--- Data shown ---

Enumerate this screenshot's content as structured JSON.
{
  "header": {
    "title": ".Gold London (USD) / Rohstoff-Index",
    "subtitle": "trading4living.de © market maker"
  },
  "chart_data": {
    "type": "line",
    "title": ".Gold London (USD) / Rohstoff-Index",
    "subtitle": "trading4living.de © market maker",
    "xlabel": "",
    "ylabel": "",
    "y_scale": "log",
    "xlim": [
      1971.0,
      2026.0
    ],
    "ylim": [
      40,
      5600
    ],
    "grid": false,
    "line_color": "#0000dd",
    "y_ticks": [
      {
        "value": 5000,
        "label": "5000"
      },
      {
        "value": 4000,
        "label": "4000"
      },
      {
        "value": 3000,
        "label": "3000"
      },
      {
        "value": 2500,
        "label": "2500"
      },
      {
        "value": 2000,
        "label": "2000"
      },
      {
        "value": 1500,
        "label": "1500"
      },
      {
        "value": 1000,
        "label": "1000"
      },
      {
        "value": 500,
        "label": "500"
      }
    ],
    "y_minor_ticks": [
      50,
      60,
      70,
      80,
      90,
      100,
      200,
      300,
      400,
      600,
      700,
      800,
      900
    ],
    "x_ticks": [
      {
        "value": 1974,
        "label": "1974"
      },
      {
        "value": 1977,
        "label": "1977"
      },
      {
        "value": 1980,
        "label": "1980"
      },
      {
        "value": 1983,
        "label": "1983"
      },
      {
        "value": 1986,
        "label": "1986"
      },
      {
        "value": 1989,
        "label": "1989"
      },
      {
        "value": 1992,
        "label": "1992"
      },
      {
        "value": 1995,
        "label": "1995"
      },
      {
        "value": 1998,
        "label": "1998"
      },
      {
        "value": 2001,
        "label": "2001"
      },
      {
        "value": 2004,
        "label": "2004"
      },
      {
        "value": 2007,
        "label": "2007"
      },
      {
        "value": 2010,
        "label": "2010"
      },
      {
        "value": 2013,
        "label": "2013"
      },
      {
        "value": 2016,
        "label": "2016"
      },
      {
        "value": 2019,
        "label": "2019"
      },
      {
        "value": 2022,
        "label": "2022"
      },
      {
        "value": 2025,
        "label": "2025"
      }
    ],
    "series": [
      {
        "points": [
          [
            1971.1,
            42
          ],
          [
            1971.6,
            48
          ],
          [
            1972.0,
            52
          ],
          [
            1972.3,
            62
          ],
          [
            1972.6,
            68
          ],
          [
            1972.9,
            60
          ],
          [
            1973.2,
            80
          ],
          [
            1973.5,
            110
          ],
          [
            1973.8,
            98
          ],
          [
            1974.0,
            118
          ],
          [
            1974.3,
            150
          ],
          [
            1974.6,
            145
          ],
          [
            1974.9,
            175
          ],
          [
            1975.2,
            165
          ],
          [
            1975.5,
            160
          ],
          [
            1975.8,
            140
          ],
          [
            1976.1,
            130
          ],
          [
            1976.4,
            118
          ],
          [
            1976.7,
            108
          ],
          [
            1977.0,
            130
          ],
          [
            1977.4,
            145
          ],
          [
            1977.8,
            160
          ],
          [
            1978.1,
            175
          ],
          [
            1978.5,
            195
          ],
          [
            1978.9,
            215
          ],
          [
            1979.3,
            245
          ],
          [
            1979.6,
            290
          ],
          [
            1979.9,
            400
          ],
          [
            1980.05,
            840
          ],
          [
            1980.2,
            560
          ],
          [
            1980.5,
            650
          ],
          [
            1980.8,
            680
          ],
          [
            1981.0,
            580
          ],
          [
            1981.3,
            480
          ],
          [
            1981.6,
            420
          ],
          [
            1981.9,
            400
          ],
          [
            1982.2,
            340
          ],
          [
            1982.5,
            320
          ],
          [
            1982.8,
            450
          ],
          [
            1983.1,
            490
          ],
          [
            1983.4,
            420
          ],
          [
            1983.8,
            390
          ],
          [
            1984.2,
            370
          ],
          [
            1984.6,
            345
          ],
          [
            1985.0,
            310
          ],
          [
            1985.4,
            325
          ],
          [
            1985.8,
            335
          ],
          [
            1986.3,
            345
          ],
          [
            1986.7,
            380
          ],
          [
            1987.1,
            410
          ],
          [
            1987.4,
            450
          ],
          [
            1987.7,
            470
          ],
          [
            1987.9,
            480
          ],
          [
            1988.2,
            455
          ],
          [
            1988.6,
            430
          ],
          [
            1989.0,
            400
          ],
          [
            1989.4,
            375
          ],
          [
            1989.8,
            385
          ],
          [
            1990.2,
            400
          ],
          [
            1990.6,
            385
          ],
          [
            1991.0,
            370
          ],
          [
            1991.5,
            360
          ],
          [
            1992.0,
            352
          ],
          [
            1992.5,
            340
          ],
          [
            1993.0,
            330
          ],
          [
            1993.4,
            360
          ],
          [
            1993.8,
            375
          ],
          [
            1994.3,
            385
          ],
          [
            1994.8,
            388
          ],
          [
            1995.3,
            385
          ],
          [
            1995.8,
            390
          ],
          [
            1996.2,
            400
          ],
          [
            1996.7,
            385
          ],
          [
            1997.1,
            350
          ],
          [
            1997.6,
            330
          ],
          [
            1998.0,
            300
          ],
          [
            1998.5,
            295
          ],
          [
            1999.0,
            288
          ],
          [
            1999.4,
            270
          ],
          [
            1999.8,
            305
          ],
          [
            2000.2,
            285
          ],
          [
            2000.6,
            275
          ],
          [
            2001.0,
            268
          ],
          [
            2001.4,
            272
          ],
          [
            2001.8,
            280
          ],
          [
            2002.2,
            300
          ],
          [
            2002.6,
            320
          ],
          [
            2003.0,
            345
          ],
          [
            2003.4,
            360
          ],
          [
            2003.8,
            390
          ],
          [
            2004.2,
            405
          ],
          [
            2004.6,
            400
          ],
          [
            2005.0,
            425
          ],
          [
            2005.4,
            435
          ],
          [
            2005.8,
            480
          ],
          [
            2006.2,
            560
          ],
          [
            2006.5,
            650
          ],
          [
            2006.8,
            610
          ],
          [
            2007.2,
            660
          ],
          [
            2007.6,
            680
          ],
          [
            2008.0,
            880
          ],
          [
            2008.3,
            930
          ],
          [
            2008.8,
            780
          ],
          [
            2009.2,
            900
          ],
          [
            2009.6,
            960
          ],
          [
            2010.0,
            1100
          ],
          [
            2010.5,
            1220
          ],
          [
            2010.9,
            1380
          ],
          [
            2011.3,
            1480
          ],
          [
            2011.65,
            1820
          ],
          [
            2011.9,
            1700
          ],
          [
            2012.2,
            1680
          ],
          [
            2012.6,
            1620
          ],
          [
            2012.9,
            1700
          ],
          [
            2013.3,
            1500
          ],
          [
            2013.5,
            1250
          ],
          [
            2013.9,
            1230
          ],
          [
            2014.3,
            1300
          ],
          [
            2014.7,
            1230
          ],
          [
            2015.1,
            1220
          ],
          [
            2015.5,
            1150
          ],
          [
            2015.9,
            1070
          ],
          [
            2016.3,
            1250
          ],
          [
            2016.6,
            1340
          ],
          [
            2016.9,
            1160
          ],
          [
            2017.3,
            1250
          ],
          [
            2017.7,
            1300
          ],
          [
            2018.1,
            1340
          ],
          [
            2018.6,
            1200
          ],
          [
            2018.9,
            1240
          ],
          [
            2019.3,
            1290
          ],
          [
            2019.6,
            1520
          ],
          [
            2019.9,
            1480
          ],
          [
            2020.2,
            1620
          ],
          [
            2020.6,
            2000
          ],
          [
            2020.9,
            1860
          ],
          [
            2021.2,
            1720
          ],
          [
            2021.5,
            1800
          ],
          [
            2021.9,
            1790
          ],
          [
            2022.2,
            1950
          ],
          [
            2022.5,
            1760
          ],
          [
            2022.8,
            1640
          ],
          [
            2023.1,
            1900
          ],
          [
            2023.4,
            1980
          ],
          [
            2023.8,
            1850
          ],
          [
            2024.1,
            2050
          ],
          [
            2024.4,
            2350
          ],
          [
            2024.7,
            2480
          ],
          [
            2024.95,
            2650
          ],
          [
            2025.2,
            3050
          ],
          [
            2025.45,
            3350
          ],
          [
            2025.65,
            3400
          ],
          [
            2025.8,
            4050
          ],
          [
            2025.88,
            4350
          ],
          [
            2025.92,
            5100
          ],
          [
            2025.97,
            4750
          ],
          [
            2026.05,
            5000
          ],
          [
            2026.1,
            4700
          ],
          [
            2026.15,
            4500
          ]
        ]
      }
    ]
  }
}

---

§ Prompt
Using the listing above, return all lines where the word "subtitle" occurs.

§ The solution
    "subtitle": "trading4living.de © market maker"
    "subtitle": "trading4living.de © market maker",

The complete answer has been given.